Copy out all the lines in the records that include the word "même".

<<<<

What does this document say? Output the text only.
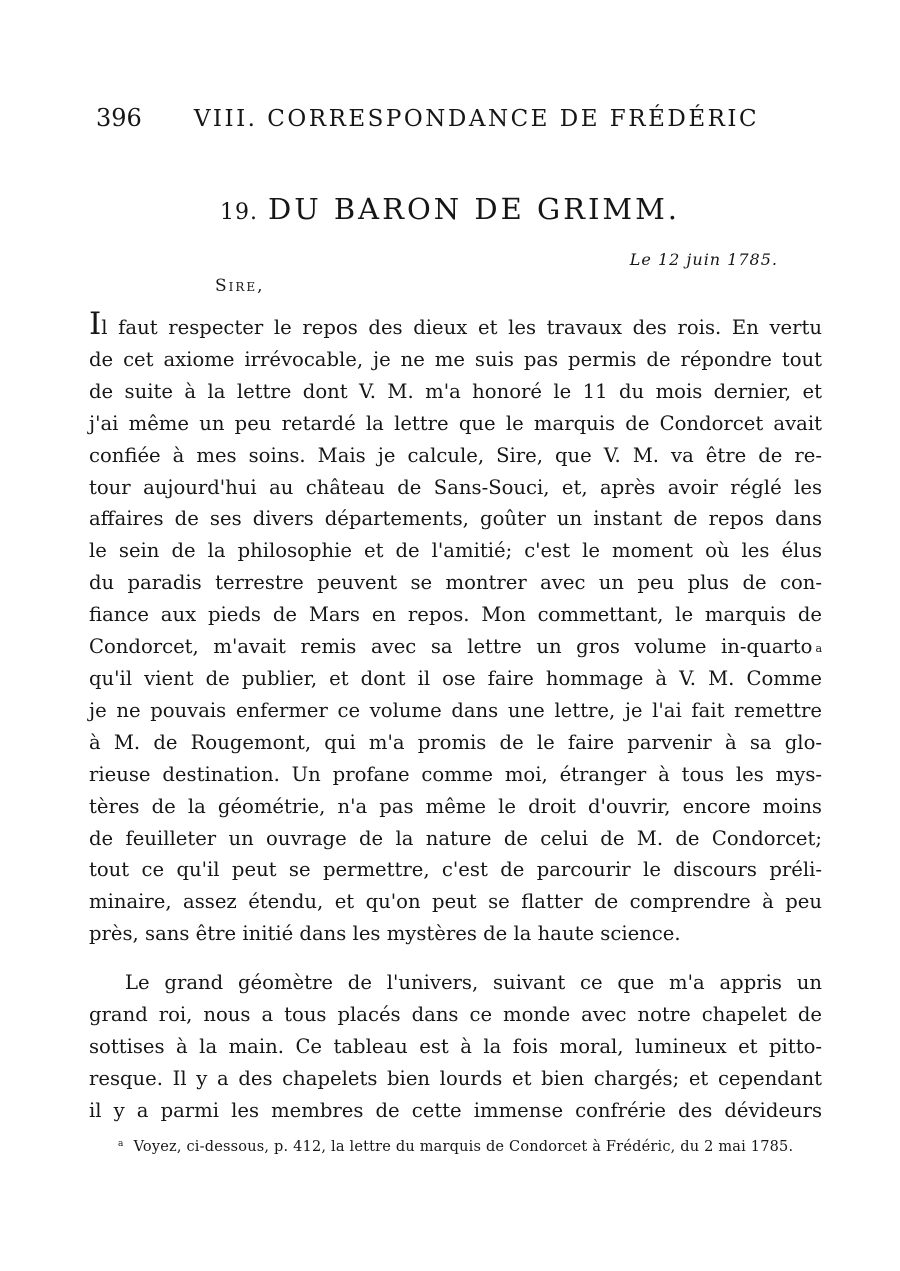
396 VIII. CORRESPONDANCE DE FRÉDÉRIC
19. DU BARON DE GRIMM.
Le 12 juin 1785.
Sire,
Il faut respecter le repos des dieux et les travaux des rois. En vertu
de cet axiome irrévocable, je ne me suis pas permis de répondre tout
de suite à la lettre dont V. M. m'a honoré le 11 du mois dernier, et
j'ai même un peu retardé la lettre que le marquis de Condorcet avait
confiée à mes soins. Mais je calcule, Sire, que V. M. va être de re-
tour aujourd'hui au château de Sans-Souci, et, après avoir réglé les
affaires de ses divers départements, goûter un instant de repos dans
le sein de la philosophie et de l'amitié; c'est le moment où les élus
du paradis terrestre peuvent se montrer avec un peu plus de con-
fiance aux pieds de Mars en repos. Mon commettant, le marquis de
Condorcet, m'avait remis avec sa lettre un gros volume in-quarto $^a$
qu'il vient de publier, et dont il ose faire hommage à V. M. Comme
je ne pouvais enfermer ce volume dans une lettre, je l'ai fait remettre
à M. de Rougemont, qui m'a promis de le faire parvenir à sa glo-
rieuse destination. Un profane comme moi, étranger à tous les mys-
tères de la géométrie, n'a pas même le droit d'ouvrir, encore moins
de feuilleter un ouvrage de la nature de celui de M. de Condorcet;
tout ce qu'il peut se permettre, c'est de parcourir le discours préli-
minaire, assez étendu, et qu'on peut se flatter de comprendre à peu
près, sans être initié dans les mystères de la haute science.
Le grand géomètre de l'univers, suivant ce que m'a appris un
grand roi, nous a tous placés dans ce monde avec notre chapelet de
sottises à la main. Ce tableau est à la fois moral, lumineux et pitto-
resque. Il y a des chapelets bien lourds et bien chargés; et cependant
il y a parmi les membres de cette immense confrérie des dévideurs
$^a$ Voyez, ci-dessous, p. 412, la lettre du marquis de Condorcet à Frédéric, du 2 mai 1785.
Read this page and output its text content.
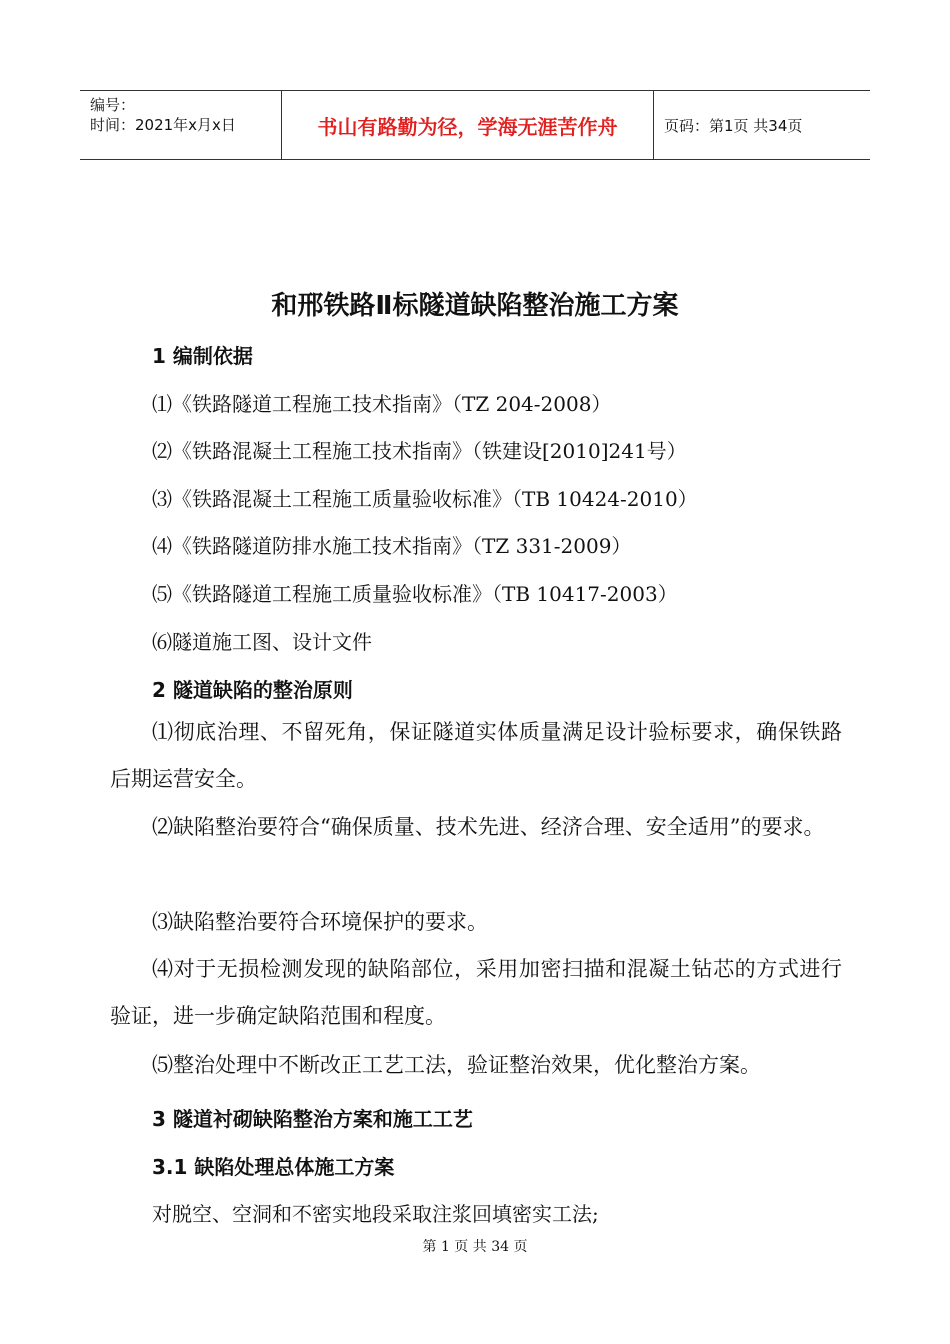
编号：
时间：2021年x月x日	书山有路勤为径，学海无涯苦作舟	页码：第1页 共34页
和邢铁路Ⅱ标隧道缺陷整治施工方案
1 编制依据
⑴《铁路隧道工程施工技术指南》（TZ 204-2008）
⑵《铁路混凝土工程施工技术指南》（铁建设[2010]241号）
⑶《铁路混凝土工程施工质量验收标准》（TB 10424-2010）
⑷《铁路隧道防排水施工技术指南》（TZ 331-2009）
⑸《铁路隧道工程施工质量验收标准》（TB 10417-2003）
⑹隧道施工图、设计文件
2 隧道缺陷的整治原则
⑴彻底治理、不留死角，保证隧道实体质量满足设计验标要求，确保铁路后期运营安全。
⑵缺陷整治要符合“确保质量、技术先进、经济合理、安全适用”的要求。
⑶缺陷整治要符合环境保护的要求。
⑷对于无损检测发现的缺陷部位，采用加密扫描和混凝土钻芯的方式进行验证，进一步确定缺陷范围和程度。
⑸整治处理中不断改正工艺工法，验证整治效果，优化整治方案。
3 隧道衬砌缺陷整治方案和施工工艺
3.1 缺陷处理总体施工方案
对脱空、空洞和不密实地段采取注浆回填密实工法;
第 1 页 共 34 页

>>>>

**Result for this exercise**:
j'ai même un peu retardé la lettre que le marquis de Condorcet avait
tères de la géométrie, n'a pas même le droit d'ouvrir, encore moins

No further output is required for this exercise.